* _PROBLEM REQUIREMENTS_
Read through the entries below and return each line with the word "garment".

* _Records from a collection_
--

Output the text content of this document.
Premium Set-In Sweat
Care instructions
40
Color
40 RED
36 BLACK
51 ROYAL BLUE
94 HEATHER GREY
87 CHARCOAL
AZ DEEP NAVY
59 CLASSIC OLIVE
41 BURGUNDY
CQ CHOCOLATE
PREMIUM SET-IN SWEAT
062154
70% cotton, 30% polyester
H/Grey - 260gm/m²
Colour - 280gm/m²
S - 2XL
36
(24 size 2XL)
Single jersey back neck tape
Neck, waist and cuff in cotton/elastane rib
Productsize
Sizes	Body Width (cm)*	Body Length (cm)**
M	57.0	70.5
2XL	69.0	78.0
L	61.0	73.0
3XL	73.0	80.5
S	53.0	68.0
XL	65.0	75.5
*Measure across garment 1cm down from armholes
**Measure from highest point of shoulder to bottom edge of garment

--

* _WRITTEN SOLUTION_
*Measure across garment 1cm down from armholes
**Measure from highest point of shoulder to bottom edge of garment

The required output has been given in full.